↓
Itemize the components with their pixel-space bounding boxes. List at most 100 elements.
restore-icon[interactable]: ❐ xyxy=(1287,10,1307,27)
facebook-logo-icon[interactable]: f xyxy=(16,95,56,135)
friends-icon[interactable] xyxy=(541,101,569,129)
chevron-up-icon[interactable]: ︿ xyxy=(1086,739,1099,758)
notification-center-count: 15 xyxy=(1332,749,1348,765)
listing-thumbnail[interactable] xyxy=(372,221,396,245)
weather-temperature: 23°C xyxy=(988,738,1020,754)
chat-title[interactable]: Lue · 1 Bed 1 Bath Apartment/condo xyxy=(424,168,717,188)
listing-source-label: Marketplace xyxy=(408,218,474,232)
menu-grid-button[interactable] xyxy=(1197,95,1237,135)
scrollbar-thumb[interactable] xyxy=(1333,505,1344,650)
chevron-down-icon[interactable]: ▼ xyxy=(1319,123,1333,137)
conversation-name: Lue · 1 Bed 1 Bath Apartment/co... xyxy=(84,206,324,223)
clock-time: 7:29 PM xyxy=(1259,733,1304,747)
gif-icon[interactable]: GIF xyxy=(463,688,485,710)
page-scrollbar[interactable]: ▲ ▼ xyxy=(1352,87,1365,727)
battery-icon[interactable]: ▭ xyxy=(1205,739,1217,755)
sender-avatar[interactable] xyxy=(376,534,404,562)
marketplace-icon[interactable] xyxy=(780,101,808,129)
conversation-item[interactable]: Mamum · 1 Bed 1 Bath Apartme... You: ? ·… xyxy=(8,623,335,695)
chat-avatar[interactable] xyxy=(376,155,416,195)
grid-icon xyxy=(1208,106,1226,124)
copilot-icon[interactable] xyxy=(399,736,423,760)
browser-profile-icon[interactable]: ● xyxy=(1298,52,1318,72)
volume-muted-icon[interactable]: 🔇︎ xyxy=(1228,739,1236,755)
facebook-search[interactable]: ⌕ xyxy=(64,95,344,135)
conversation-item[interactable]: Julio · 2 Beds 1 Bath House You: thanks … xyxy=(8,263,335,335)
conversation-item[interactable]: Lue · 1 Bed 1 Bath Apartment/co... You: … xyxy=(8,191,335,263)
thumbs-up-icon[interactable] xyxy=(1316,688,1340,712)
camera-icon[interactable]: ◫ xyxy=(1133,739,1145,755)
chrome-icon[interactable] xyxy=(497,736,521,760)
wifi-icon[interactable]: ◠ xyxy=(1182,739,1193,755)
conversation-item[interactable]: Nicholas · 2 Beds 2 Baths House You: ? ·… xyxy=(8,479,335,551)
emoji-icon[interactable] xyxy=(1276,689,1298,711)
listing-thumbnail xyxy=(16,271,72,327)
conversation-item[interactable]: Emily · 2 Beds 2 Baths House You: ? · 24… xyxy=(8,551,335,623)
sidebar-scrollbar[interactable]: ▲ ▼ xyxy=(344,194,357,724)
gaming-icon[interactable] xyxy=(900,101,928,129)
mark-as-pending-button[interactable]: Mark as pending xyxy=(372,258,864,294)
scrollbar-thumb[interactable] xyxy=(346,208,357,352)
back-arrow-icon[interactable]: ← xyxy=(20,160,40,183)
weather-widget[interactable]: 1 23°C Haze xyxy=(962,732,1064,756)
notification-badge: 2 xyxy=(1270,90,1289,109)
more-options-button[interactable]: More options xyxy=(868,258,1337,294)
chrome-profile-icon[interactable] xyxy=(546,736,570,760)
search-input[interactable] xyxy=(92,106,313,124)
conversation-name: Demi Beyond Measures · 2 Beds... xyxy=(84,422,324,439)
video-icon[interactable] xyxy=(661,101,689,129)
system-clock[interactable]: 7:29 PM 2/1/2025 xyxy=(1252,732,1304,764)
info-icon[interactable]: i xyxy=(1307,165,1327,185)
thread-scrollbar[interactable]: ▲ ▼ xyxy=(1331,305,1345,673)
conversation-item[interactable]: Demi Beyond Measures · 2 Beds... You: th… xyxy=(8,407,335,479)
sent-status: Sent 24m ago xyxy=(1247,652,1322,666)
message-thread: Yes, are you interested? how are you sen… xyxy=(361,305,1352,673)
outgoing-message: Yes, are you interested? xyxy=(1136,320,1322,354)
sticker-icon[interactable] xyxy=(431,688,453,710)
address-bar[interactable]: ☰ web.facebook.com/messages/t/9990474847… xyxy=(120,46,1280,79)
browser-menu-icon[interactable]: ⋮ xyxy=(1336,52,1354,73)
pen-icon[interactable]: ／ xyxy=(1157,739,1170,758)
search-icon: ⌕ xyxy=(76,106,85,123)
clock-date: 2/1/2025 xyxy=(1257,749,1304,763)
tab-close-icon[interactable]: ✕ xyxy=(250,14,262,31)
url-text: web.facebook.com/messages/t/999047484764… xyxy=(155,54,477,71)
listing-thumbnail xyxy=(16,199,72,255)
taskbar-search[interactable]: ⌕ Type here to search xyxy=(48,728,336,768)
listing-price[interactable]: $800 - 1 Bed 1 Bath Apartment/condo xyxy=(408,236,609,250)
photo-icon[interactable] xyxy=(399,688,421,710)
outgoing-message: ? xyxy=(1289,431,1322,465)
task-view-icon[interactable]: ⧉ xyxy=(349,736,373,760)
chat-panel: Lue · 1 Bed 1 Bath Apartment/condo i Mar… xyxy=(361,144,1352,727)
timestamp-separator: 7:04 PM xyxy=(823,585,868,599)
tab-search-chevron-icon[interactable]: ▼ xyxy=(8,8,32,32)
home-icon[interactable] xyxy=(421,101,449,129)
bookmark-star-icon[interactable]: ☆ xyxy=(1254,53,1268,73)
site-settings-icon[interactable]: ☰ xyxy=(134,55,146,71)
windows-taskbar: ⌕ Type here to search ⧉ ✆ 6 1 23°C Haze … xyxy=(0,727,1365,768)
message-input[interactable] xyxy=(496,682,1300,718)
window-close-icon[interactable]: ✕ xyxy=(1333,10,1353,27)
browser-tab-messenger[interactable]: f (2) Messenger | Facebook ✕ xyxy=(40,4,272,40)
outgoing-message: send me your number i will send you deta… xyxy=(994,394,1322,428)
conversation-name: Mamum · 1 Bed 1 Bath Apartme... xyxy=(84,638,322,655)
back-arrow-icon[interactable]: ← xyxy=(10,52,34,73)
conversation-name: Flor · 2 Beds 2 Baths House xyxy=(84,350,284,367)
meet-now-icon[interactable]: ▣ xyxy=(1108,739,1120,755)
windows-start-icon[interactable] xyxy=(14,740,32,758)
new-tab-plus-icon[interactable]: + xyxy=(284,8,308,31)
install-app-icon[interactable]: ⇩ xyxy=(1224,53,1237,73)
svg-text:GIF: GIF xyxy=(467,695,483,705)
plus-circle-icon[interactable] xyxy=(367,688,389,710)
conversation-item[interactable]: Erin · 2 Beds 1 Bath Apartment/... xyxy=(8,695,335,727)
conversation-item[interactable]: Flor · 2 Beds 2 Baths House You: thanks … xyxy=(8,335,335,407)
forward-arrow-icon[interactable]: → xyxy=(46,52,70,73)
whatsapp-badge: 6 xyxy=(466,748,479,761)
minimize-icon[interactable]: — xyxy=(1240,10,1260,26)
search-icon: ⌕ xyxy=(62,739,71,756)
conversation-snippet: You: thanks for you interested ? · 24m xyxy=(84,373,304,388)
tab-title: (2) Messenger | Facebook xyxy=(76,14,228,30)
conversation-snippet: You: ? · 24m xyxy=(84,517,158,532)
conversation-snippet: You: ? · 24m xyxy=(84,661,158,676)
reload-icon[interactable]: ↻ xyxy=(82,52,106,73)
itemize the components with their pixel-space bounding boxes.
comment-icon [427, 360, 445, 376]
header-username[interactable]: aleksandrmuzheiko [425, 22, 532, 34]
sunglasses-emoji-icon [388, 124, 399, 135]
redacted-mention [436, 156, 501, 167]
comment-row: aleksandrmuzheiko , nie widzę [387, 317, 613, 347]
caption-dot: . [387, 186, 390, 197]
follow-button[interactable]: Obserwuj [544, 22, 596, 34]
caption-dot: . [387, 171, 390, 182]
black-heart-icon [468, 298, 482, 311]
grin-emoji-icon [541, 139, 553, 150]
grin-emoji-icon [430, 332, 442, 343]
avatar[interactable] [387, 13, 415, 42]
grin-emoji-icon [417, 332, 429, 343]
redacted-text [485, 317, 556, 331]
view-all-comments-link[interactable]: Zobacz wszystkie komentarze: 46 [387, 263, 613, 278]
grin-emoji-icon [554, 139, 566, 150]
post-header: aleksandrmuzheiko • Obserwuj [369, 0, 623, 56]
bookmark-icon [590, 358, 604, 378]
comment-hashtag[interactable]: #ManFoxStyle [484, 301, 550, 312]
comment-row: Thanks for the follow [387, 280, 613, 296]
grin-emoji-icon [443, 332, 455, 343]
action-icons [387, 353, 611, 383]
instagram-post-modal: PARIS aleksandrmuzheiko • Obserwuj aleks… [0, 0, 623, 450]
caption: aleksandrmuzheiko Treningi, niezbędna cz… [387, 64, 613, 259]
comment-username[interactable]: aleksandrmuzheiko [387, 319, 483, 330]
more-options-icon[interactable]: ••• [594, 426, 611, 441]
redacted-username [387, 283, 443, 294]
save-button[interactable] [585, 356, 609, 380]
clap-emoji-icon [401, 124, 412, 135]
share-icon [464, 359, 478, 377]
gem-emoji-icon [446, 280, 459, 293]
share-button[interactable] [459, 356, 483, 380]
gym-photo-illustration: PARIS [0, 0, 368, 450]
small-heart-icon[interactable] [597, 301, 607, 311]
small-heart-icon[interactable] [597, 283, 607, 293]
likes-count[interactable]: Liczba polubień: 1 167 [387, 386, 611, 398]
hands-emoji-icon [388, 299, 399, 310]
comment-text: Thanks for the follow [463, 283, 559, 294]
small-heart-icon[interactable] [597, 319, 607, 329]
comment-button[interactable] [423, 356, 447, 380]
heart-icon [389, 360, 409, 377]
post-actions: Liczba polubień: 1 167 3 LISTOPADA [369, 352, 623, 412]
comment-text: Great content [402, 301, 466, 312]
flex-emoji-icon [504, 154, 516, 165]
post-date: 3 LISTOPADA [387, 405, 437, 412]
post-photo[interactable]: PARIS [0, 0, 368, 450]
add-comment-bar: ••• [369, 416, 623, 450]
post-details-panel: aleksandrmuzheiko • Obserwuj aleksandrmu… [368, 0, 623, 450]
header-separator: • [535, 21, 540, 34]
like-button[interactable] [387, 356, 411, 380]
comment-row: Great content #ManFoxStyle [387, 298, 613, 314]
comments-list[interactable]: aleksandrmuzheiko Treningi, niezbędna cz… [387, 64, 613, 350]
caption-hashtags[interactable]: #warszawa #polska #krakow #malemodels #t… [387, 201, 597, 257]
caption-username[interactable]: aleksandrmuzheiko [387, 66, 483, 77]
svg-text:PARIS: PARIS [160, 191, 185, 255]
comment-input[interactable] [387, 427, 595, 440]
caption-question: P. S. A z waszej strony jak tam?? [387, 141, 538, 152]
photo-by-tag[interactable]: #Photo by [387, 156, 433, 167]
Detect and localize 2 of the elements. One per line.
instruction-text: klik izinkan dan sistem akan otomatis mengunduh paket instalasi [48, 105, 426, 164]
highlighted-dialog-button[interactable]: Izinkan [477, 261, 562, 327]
↑
Please copy out every line of the material above that contains the string "caption", treating uppercase and lowercase letters as different.

caption-dot: . [387, 186, 390, 197]
caption-dot: . [387, 171, 390, 182]
caption: aleksandrmuzheiko Treningi, niezbędna cz… [387, 64, 613, 259]
caption-hashtags[interactable]: #warszawa #polska #krakow #malemodels #t… [387, 201, 597, 257]
caption-username[interactable]: aleksandrmuzheiko [387, 66, 483, 77]
caption-question: P. S. A z waszej strony jak tam?? [387, 141, 538, 152]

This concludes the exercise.